Could you write out the records below exactly as they appear?

··········

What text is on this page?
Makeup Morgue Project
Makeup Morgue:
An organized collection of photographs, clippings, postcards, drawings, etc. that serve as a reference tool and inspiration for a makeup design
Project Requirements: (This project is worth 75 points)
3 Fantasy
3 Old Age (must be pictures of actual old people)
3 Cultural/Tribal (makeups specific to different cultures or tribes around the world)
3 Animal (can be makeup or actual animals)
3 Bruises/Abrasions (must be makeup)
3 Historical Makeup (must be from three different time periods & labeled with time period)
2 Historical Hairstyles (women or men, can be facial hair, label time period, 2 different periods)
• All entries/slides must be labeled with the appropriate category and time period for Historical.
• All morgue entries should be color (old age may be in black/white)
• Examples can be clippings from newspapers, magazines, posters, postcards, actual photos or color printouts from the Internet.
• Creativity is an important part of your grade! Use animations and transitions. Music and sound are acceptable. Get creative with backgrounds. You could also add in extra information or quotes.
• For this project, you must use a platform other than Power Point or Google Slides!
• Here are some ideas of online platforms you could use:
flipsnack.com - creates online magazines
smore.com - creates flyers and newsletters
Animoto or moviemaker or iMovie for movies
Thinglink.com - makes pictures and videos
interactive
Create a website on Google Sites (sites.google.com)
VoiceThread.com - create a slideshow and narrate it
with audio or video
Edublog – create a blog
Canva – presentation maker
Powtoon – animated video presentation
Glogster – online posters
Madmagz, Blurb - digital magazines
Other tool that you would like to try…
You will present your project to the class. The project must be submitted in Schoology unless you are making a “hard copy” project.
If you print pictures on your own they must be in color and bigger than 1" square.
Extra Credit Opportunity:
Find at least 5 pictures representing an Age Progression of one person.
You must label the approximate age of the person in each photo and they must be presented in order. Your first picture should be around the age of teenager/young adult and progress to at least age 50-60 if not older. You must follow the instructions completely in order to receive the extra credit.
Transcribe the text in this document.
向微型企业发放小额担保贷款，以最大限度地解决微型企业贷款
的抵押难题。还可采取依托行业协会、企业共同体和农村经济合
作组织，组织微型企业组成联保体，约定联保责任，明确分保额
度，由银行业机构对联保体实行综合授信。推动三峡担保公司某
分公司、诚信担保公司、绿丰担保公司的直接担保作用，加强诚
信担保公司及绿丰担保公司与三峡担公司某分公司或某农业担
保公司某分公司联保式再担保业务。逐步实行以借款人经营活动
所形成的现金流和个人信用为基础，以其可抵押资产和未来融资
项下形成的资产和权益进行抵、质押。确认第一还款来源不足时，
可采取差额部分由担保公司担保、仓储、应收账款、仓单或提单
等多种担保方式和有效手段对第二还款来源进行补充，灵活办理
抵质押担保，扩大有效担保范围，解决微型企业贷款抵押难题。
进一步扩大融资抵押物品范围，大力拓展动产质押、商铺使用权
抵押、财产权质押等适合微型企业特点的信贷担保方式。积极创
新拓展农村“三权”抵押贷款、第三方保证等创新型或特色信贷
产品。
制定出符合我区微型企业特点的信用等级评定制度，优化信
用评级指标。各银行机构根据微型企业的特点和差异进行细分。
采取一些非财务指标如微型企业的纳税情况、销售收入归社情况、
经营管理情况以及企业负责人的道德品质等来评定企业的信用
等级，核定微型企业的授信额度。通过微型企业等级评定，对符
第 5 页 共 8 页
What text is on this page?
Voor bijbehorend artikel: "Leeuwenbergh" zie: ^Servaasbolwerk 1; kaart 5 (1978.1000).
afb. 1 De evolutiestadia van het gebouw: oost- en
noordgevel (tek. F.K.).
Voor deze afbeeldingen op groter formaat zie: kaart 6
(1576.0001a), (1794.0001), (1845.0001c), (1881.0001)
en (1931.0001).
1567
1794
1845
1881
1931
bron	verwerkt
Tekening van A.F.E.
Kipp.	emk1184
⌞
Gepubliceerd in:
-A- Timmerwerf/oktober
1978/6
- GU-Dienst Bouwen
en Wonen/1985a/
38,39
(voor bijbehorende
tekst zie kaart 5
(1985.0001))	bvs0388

··········

» THE RESULT:
What text is on this page?
Makeup Morgue Project
Makeup Morgue:
An organized collection of photographs, clippings, postcards, drawings, etc. that serve as a reference tool and inspiration for a makeup design
Project Requirements: (This project is worth 75 points)
3 Fantasy
3 Old Age (must be pictures of actual old people)
3 Cultural/Tribal (makeups specific to different cultures or tribes around the world)
3 Animal (can be makeup or actual animals)
3 Bruises/Abrasions (must be makeup)
3 Historical Makeup (must be from three different time periods & labeled with time period)
2 Historical Hairstyles (women or men, can be facial hair, label time period, 2 different periods)
• All entries/slides must be labeled with the appropriate category and time period for Historical.
• All morgue entries should be color (old age may be in black/white)
• Examples can be clippings from newspapers, magazines, posters, postcards, actual photos or color printouts from the Internet.
• Creativity is an important part of your grade! Use animations and transitions. Music and sound are acceptable. Get creative with backgrounds. You could also add in extra information or quotes.
• For this project, you must use a platform other than Power Point or Google Slides!
• Here are some ideas of online platforms you could use:
flipsnack.com - creates online magazines
smore.com - creates flyers and newsletters
Animoto or moviemaker or iMovie for movies
Thinglink.com - makes pictures and videos
interactive
Create a website on Google Sites (sites.google.com)
VoiceThread.com - create a slideshow and narrate it
with audio or video
Edublog – create a blog
Canva – presentation maker
Powtoon – animated video presentation
Glogster – online posters
Madmagz, Blurb - digital magazines
Other tool that you would like to try…
You will present your project to the class. The project must be submitted in Schoology unless you are making a “hard copy” project.
If you print pictures on your own they must be in color and bigger than 1" square.
Extra Credit Opportunity:
Find at least 5 pictures representing an Age Progression of one person.
You must label the approximate age of the person in each photo and they must be presented in order. Your first picture should be around the age of teenager/young adult and progress to at least age 50-60 if not older. You must follow the instructions completely in order to receive the extra credit.
Transcribe the text in this document.
向微型企业发放小额担保贷款，以最大限度地解决微型企业贷款
的抵押难题。还可采取依托行业协会、企业共同体和农村经济合
作组织，组织微型企业组成联保体，约定联保责任，明确分保额
度，由银行业机构对联保体实行综合授信。推动三峡担保公司某
分公司、诚信担保公司、绿丰担保公司的直接担保作用，加强诚
信担保公司及绿丰担保公司与三峡担公司某分公司或某农业担
保公司某分公司联保式再担保业务。逐步实行以借款人经营活动
所形成的现金流和个人信用为基础，以其可抵押资产和未来融资
项下形成的资产和权益进行抵、质押。确认第一还款来源不足时，
可采取差额部分由担保公司担保、仓储、应收账款、仓单或提单
等多种担保方式和有效手段对第二还款来源进行补充，灵活办理
抵质押担保，扩大有效担保范围，解决微型企业贷款抵押难题。
进一步扩大融资抵押物品范围，大力拓展动产质押、商铺使用权
抵押、财产权质押等适合微型企业特点的信贷担保方式。积极创
新拓展农村“三权”抵押贷款、第三方保证等创新型或特色信贷
产品。
制定出符合我区微型企业特点的信用等级评定制度，优化信
用评级指标。各银行机构根据微型企业的特点和差异进行细分。
采取一些非财务指标如微型企业的纳税情况、销售收入归社情况、
经营管理情况以及企业负责人的道德品质等来评定企业的信用
等级，核定微型企业的授信额度。通过微型企业等级评定，对符
第 5 页 共 8 页
What text is on this page?
Voor bijbehorend artikel: "Leeuwenbergh" zie: ^Servaasbolwerk 1; kaart 5 (1978.1000).
afb. 1 De evolutiestadia van het gebouw: oost- en
noordgevel (tek. F.K.).
Voor deze afbeeldingen op groter formaat zie: kaart 6
(1576.0001a), (1794.0001), (1845.0001c), (1881.0001)
en (1931.0001).
1567
1794
1845
1881
1931
bron	verwerkt
Tekening van A.F.E.
Kipp.	emk1184
⌞
Gepubliceerd in:
-A- Timmerwerf/oktober
1978/6
- GU-Dienst Bouwen
en Wonen/1985a/
38,39
(voor bijbehorende
tekst zie kaart 5
(1985.0001))	bvs0388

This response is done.